--- THE EXERCISE ---
Determine how many lines below hold the string "email". Reply with the number alone.

--- RAW RECORDS ---
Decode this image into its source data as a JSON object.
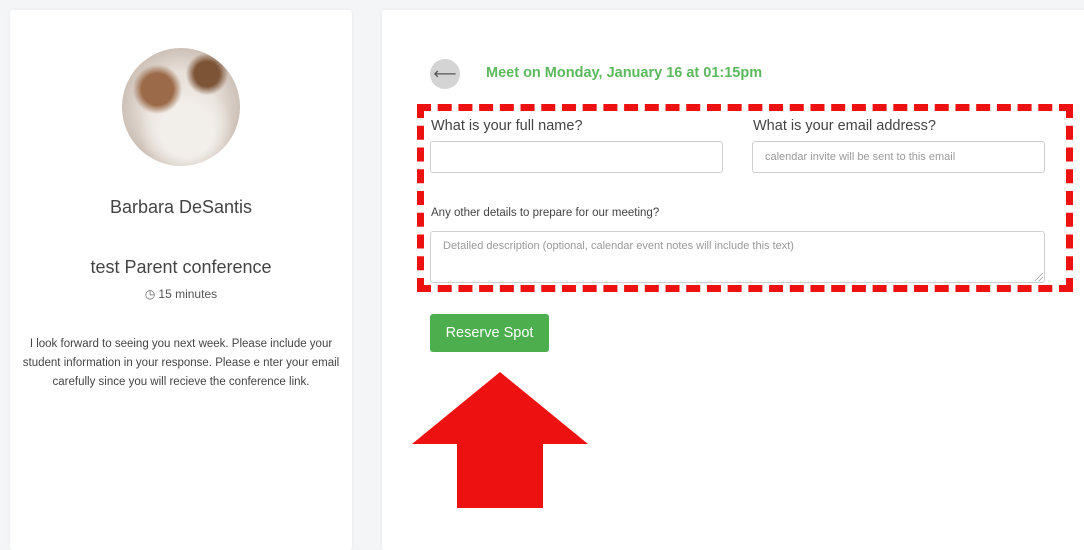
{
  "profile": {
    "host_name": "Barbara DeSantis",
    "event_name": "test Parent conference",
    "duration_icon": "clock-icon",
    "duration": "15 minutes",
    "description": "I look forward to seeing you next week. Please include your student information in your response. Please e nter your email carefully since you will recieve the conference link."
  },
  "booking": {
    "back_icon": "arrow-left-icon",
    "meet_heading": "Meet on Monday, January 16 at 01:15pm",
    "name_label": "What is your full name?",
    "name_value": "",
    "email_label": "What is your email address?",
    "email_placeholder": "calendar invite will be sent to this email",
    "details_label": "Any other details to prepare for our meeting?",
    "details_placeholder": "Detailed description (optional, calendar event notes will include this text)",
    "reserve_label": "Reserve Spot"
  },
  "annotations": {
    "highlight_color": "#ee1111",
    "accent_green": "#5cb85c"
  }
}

...

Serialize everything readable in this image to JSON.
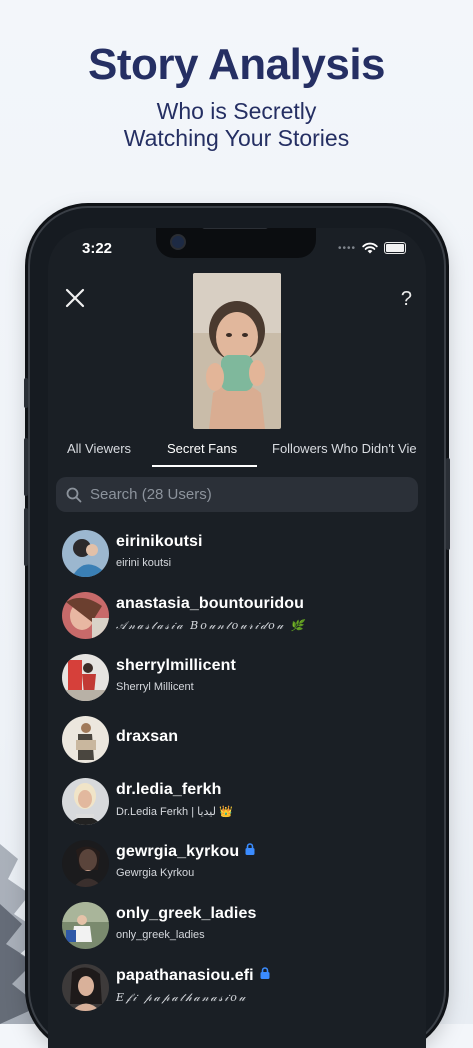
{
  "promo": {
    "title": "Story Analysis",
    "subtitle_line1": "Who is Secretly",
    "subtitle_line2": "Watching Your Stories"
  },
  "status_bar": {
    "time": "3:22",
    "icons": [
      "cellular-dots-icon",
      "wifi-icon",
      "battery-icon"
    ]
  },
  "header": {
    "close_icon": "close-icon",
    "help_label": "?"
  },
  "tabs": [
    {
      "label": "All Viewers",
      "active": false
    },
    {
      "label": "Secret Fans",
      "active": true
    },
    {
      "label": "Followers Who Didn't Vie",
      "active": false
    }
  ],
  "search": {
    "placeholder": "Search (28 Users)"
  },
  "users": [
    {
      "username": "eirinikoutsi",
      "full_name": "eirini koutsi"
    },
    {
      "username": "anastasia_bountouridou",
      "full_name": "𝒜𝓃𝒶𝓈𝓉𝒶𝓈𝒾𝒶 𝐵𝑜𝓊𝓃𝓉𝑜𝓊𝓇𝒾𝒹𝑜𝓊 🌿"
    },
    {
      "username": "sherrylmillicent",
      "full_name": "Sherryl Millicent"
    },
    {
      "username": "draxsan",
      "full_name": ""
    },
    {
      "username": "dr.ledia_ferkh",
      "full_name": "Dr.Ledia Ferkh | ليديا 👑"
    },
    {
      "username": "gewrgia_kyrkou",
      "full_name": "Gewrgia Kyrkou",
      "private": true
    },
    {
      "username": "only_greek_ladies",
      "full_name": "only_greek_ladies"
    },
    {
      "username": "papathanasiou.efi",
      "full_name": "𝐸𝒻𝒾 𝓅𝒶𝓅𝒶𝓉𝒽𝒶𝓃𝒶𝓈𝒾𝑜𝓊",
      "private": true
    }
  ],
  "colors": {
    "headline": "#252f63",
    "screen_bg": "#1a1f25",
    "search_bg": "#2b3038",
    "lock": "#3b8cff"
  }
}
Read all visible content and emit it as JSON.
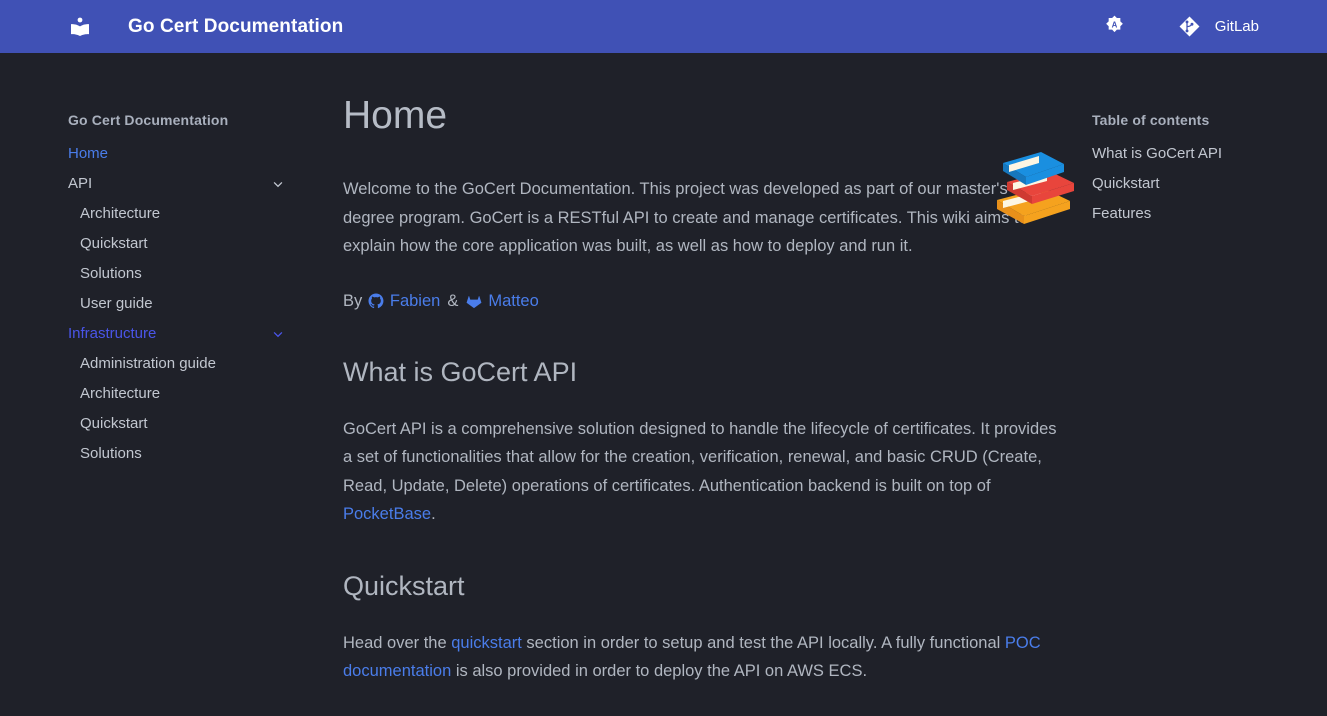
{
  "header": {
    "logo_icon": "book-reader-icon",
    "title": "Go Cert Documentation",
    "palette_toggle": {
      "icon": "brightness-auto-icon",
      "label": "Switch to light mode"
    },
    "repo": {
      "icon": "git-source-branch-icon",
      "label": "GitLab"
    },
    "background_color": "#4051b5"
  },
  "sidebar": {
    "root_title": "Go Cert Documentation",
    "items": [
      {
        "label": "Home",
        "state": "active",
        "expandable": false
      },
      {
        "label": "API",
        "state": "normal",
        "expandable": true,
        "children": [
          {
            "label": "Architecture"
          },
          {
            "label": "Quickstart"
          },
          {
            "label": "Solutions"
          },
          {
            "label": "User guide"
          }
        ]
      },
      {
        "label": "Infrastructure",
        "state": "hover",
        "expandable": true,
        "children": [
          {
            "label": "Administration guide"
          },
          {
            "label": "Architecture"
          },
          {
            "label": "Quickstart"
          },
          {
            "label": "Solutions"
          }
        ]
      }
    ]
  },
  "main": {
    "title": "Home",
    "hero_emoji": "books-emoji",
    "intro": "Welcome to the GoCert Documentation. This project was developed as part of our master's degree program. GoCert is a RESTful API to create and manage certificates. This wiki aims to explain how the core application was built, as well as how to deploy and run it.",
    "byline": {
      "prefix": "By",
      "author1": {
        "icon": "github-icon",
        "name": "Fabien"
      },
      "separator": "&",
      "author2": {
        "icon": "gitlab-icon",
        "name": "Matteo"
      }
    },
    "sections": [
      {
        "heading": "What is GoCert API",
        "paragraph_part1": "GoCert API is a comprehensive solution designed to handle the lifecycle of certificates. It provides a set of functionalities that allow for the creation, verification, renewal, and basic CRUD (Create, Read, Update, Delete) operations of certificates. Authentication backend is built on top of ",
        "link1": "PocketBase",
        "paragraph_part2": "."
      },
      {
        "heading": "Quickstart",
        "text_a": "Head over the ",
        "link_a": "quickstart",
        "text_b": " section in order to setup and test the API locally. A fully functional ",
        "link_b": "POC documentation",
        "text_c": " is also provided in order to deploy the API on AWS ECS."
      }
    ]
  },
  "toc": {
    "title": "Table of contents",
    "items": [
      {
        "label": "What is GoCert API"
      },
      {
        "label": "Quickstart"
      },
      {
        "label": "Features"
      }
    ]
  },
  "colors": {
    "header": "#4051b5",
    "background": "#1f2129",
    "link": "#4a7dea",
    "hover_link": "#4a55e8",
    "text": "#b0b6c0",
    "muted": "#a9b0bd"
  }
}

--- SOLUTION ---
3